PASSAGE EXTRAIT |
-.-.-

Des maturités longues
A noter que, contrairement aux crises précédentes, les entreprises ont emprunté sur des maturités longues afin de bloquer des coupons bas pour plus longtemps. Ce choix de financement a contribué à réduire le risque d’accès au marché à court terme – tel que celui des papiers commerciaux – en cas d’ultérieure fermeture du marché. Quant au secteur des obligations financières, le volume d’émissions a reculé de 22%, pour une raison somme toute assez intuitive. Les banques ont couvert une vaste portion de leur besoin de financement directement auprès de la BCE, à travers les divers plans d’aide aux établissements bancaires.

-.-.-

EXTRAIT DE DONNÉES |
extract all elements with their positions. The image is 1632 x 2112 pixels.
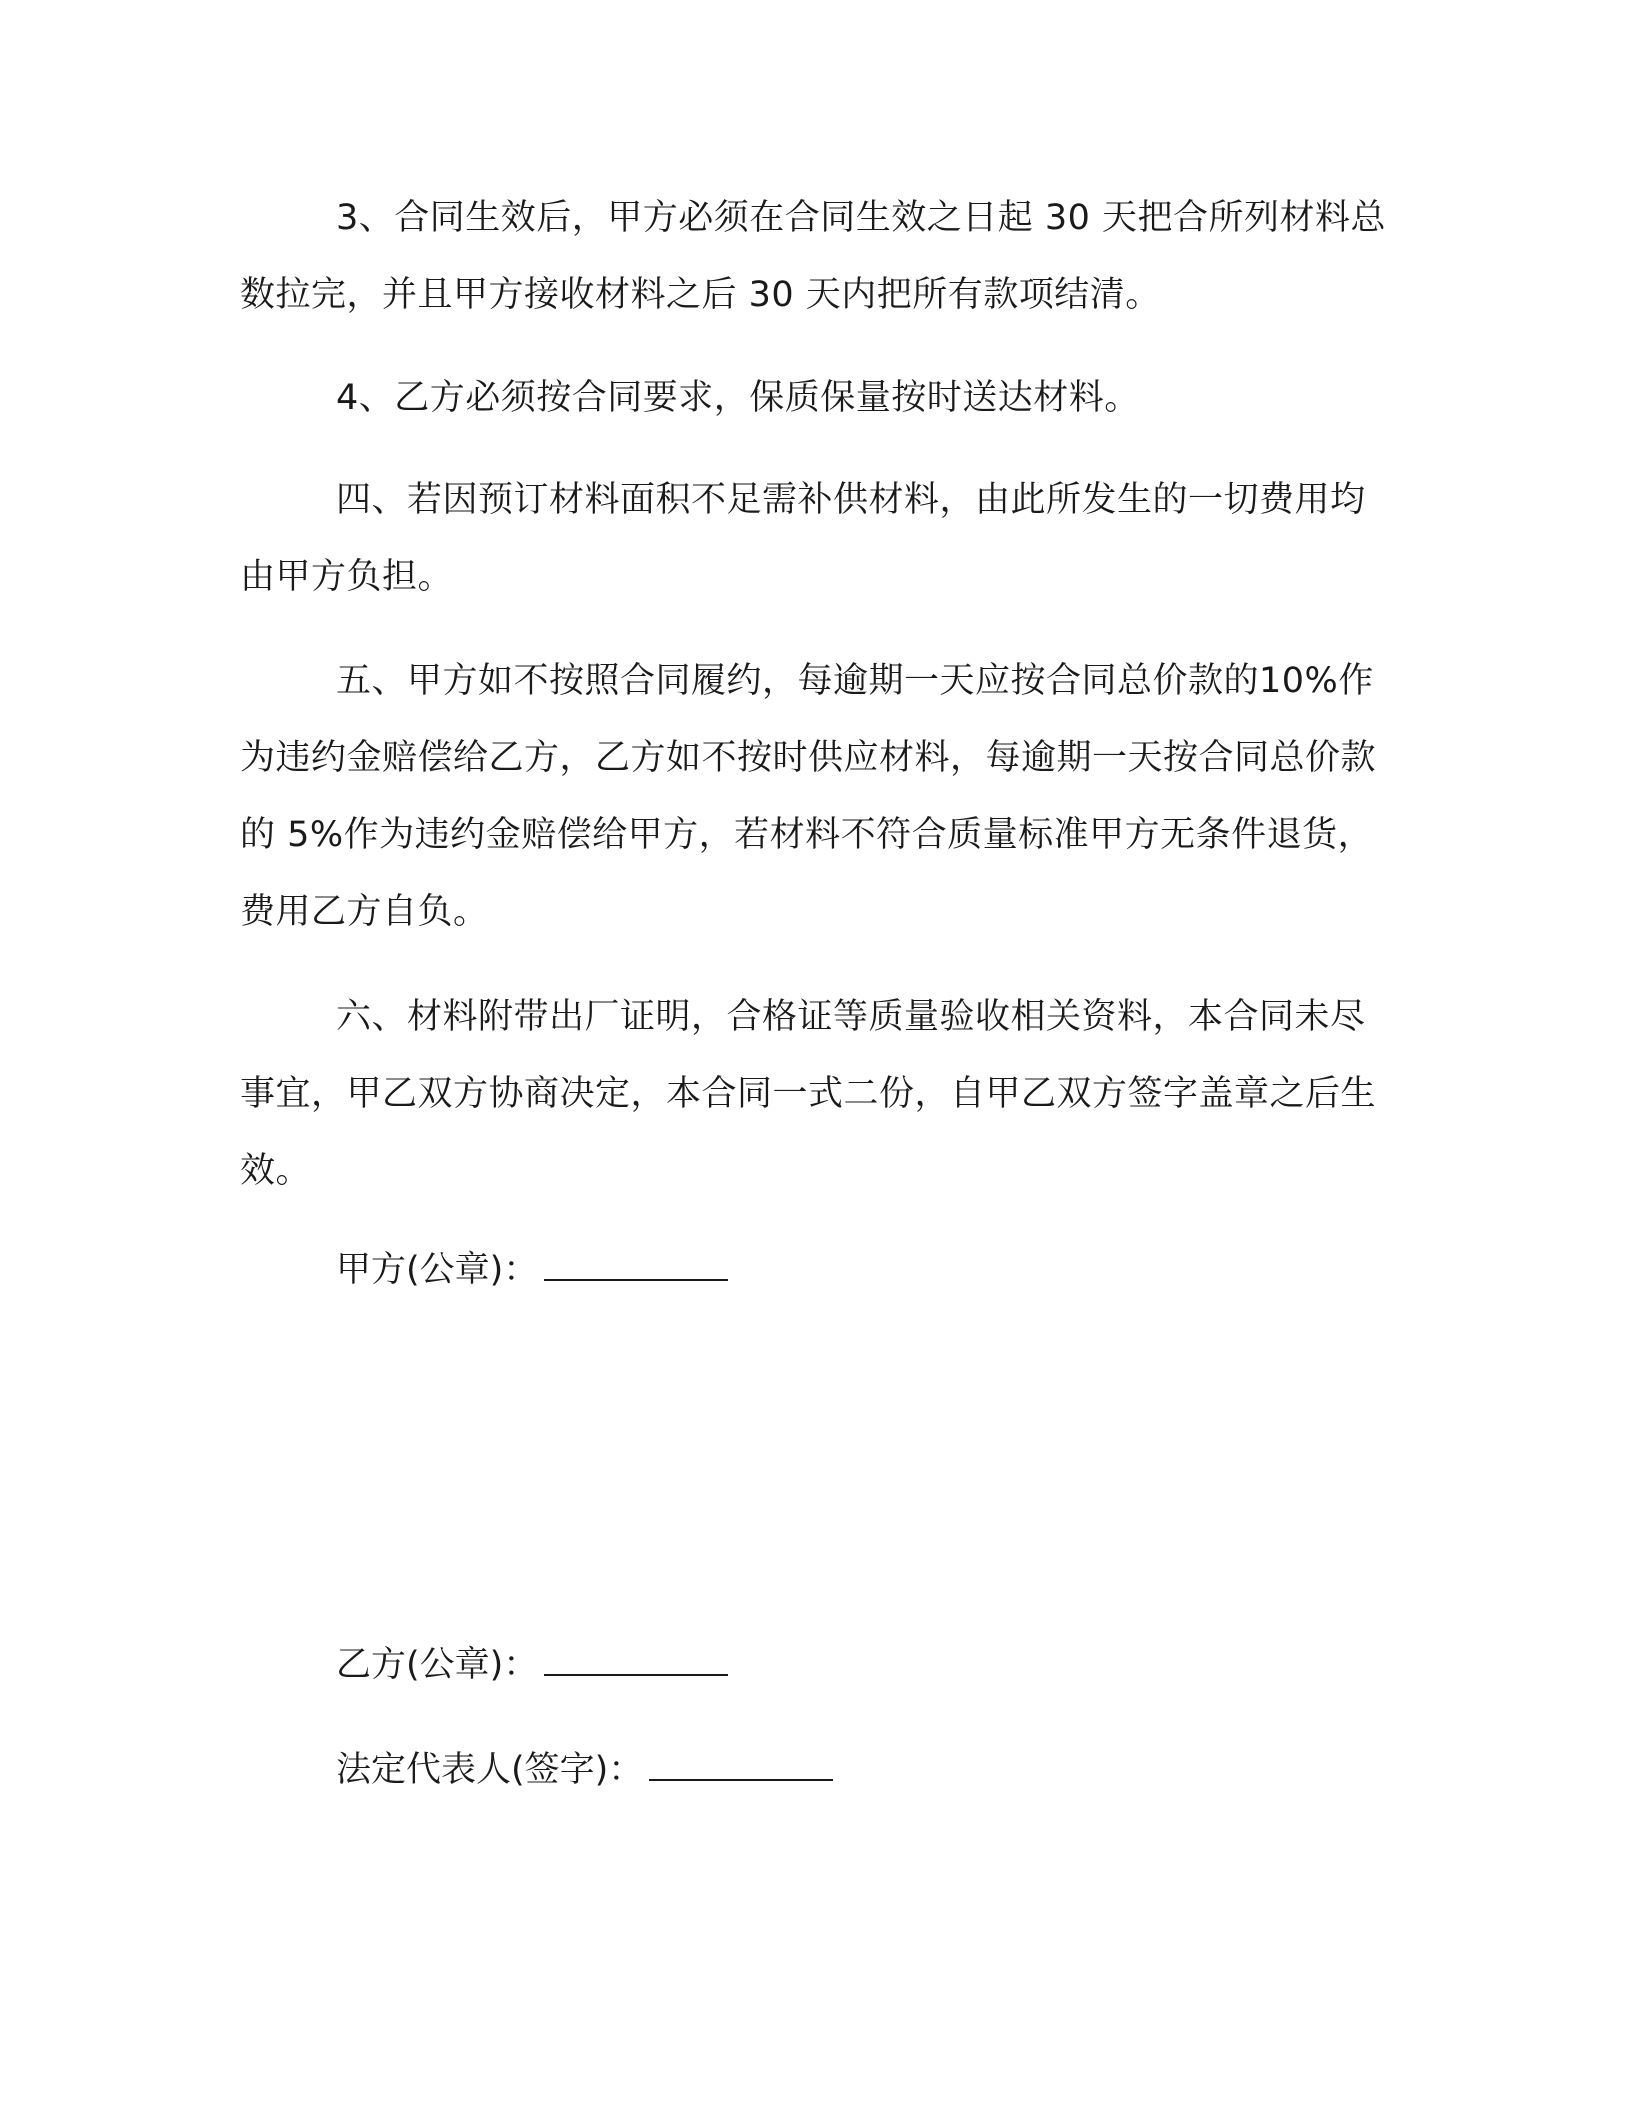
- legal-rep-blank[interactable]: [649, 1749, 833, 1781]
- clause-4-paragraph: 4、乙方必须按合同要求，保质保量按时送达材料。: [336, 378, 1140, 418]
- section-five-paragraph: 五、甲方如不按照合同履约，每逾期一天应按合同总价款的10%作为违约金赔偿给乙方，乙方如不按时供应材料，每逾期一天按合同总价款的 5%作为违约金赔偿给甲方，若材料不符合质量标准甲方无条件退货，费用乙方自负。: [240, 661, 1377, 932]
- party-a-blank[interactable]: [544, 1249, 728, 1281]
- party-b-signature-line: [336, 1635, 728, 1695]
- legal-rep-label: 法定代表人(签字)：: [336, 1750, 644, 1790]
- section-six-paragraph: 六、材料附带出厂证明，合格证等质量验收相关资料，本合同未尽事宜，甲乙双方协商决定，本合同一式二份，自甲乙双方签字盖章之后生效。: [240, 997, 1377, 1191]
- section-four-paragraph: 四、若因预订材料面积不足需补供材料，由此所发生的一切费用均由甲方负担。: [240, 480, 1366, 597]
- legal-rep-signature-line: [336, 1740, 833, 1800]
- party-a-label: 甲方(公章)：: [336, 1250, 539, 1290]
- party-b-blank[interactable]: [544, 1644, 728, 1676]
- clause-3-paragraph: 3、合同生效后，甲方必须在合同生效之日起 30 天把合所列材料总数拉完，并且甲方接收材料之后 30 天内把所有款项结清。: [240, 198, 1387, 315]
- party-a-signature-line: [336, 1240, 728, 1300]
- party-b-label: 乙方(公章)：: [336, 1645, 539, 1685]
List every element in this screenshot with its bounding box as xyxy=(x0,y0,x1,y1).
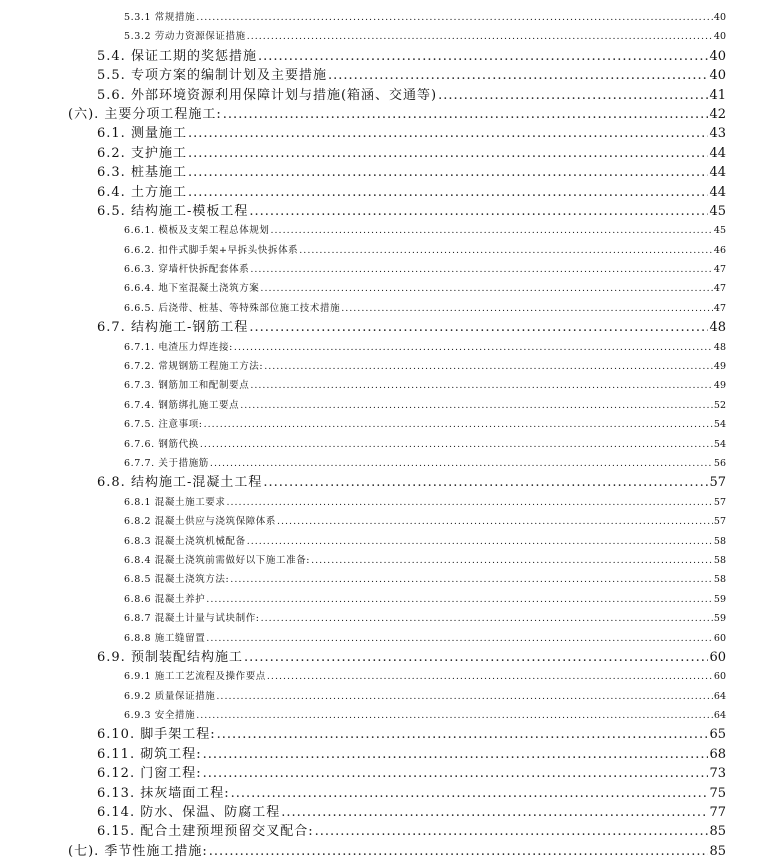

-.-.-

EXERCICES À RÉSOUDRE |
a) Relevez tous les acteurs qui empruntent ou prêtent dans le passage sur les maturités longues.
b) Répondez à ces questions à partir du passage sur les maturités longues :
(i) Dans quel but les entreprises ont-elles emprunté sur des maturités longues ?
(ii) De combien le volume d'émissions du secteur des obligations financières a-t-il reculé ?
(iii) Auprès de quelle institution les banques ont-elles couvert une vaste portion de leur besoin de financement ?
c) Poursuivez le passage sur les maturités longues après sa dernière phrase.

RÉPONSES PAR EXERCICE |
a) Les entreprises, les banques (établissements bancaires), la BCE

b)
(i) Pour bloquer des coupons bas pour plus longtemps.
(ii) De 22 %.
(iii) Auprès de la BCE.

c)
Pour finir, les emprunts à caractère durable, une classe obligataire en pleine expansion au vu du contexte actuel, ont également participé au déluge des nouvelles émissions. Le premier emprunt «SURE» de l’Union Européenne (UE) – 17 milliards pour un carnet d’ordres de 233 milliards – confirme et consolide le statut incontournable de ce segment. Avec un volume émis de 183 milliards d’euros cette année, la progression avoisine 70% par rapport à 2019. Le potentiel d’émissions est considérable dans les années à venir, sachant que la taille du programme «SURE» est de 100 milliards à lui tout seul et que l’UE pourrait consacrer plus de 30% de son plan de relance de 750 milliards à des projets qui seront financés par des obligations durables.